Before starting to configure etcd and Kubernetes, it is a good idea to install a basic Debian guest we can use to easily troubleshoot network or other issues if needed, this is also explained at the Xen site.

First of all let’s create a place to store all our Xen clients and download the needed files

andromeda
root@andromeda:~# mkdir -p /storage/xen/guests/failsafe
root@andromeda:~# cd !$
root@andromeda:/storage/xen/guests/failsafe# wget http://cdn.debian.net/debian/dists/stretch/main/installer-amd64/current/images/netboot/xen/debian.cfg
root@andromeda:/storage/xen/guests/failsafe# wget http://cdn.debian.net/debian/dists/stretch/main/installer-amd64/current/images/netboot/xen/initrd.gz
root@andromeda:/storage/xen/guests/failsafe# wget http://cdn.debian.net/debian/dists/stretch/main/installer-amd64/current/images/netboot/xen/vmlinuz
root@andromeda:/storage/xen/guests/failsafe# mv debian.cfg failsafe.cfg

now it’s time to create the Xen domain we’ll use

andromeda
Modify failsafe.cfg to set the following parameters
kernel = "/storage/xen/guests/failsafe/vmlinuz"
ramdisk = "/storage/xen/guests/failsafe/initrd.gz"
bootloader="pygrub"
extra = "debian-installer/exit/always_halt=true -- quiet console=hvc0"
memory = 512
name = "failsafe"
vif = ['mac=00:16:3e:ee:ee:01, bridge=virbr1, script=vif-bridge']
disk = ['file:/storage/xen/guests/failsafe/disk.img,xvda,w']
Create the image file
root@andromeda:/storage/xen/guests/failsafe# truncate -s 4G disk.img
And start it!
root@andromeda:/storage/xen/guests/failsafe# xl create failsafe.cfg
if this does not automatically show the installation screen run
root@andromeda:/storage/xen/guests/failsafe# xl console failsafe

this will start a normal console debian installation process, if everything is working fine your dhcp address should be picked up automatically, and it should download the needed files without issues.

If you experience problems always remember you can exit a guest domain by pressing Control-], you can the xl destroy failsafe and try again if needed.

If there’s a network issue you can also change the vif line above and make the guest connect directly to your physical network interface in bridged mode by substituting virbr1 with xenbr0, which should very likely work no matter what.

Now you should remove or comment out the kernel and ramdisk lines, and change the bootloader to pygrub by editing failsafe.cfg

# kernel = "/storage/xen/guests/failsafe/vmlinuz"
# ramdisk = "/storage/xen/guests/failsafe/initrd.gz"
bootloader="pygrub"

(Layout annotation data)
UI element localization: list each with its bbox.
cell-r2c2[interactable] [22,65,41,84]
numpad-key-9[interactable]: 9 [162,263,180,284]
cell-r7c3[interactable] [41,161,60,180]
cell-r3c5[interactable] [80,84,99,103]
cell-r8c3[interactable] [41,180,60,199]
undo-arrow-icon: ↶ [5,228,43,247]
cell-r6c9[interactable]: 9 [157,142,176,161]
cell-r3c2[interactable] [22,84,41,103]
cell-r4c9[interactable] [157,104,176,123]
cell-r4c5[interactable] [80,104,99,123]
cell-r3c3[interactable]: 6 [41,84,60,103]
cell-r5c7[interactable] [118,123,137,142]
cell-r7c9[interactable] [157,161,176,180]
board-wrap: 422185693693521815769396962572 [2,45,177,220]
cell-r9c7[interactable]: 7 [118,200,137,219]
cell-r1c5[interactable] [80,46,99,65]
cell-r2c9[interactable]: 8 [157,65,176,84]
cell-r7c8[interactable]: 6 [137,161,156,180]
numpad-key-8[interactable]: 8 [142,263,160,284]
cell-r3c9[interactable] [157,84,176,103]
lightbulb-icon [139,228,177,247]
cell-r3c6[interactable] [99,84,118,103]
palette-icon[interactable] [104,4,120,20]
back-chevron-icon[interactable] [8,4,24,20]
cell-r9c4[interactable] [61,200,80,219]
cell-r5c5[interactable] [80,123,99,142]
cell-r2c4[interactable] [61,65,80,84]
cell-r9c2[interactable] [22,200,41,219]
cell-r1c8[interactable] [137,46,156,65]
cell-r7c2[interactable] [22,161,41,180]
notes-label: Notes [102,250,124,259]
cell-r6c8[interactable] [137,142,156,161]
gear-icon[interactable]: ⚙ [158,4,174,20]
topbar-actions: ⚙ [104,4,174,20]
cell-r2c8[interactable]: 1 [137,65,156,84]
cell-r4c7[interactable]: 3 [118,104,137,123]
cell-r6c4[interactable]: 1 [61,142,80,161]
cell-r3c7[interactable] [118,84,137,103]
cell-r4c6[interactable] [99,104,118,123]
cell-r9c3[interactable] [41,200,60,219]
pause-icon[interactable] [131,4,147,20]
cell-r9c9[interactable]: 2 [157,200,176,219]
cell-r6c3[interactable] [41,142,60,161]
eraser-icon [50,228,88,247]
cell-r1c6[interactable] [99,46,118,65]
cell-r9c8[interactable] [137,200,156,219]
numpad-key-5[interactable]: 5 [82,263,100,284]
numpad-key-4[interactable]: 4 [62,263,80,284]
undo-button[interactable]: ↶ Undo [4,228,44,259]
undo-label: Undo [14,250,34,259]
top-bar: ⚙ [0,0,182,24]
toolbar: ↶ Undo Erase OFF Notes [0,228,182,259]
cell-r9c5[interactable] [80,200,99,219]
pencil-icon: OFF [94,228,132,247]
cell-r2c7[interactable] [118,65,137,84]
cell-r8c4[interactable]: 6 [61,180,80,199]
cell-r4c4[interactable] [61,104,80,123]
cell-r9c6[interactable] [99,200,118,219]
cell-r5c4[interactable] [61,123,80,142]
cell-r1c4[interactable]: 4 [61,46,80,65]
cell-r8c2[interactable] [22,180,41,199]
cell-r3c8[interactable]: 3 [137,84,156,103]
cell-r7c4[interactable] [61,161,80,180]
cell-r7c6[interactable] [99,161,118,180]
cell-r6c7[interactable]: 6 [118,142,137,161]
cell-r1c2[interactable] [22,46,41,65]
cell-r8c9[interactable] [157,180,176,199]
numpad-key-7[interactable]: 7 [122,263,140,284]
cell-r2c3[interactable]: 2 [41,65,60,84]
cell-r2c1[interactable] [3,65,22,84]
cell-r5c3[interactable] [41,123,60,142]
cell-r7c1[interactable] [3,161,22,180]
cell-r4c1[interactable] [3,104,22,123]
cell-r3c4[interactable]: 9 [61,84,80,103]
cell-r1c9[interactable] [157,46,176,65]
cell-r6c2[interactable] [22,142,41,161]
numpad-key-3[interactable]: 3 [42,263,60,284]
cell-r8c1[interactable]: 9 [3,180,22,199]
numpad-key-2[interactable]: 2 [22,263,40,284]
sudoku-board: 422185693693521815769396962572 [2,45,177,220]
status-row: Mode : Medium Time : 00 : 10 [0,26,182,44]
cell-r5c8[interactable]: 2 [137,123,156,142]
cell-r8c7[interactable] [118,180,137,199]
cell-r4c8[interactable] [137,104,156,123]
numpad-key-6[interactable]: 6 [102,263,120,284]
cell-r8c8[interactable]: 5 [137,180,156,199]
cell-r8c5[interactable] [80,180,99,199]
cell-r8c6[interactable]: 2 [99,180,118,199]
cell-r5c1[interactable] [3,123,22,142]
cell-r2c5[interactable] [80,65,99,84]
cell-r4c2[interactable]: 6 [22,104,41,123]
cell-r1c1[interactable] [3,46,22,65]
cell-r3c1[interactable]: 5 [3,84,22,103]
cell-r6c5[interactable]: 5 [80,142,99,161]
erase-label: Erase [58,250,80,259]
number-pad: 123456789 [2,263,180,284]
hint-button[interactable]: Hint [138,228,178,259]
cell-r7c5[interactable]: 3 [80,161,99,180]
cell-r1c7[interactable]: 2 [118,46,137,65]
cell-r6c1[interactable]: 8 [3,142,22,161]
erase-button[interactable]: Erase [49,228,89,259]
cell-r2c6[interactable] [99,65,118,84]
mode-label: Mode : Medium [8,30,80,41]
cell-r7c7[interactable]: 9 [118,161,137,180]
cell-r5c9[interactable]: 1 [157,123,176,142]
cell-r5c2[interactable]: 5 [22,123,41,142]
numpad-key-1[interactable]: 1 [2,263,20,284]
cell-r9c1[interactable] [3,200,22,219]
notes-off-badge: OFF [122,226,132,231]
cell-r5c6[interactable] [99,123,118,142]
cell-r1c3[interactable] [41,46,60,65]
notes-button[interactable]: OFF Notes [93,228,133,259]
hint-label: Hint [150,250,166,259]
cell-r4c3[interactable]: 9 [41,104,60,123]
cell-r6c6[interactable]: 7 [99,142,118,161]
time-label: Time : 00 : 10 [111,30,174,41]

§ Tasks to perform
**a.** Do these statements agree with the Xen failsafe guest guide? Answer yes or no for each, quoting the words of the guide that decide it. (i) The guest's disk image is created at 4G. (ii) The failsafe domain is given 1024 of memory. (iii) Pressing Control-] exits a guest domain.
**b.** Can you take the Xen failsafe guest guide further, starting after its final configuration line?
These rows have nothing to do with the Xen failsafe guest guide.

§ Expected results
**a.**
(i) Yes: "truncate -s 4G disk.img"
(ii) No: "memory = 512"
(iii) Yes: "you can exit a guest domain by pressing Control-]"

**b.**
and you can now restart your failsafe and connect to it via

andromeda
root@andromeda:/storage/xen/guests/failsafe# xl create failsafe.cfg
root@andromeda:/storage/xen/guests/failsafe# xl console failsafe

with this if you ever experience issues in your Kubernetes cluster you would be able to boot up this Debian guest to help with debugging.

Final preparations

To make things easier when debugging our Xen guests, we are going to make sure they will always use the same IP address, this can be done simply by adding the relevant mac/ip pairs in our /var/lib/dnsmasq/virbr1/hostsfile file as follows for example.

andromeda
root@andromeda:/storage/xen/guests/failsafe# cat /var/lib/dnsmasq/virbr1/hostsfile
00:16:3e:ee:ee:01,192.168.100.254
00:16:3e:4e:31:10,192.168.100.10
00:16:3e:4e:31:11,192.168.100.11
00:16:3e:4e:31:12,192.168.100.12
...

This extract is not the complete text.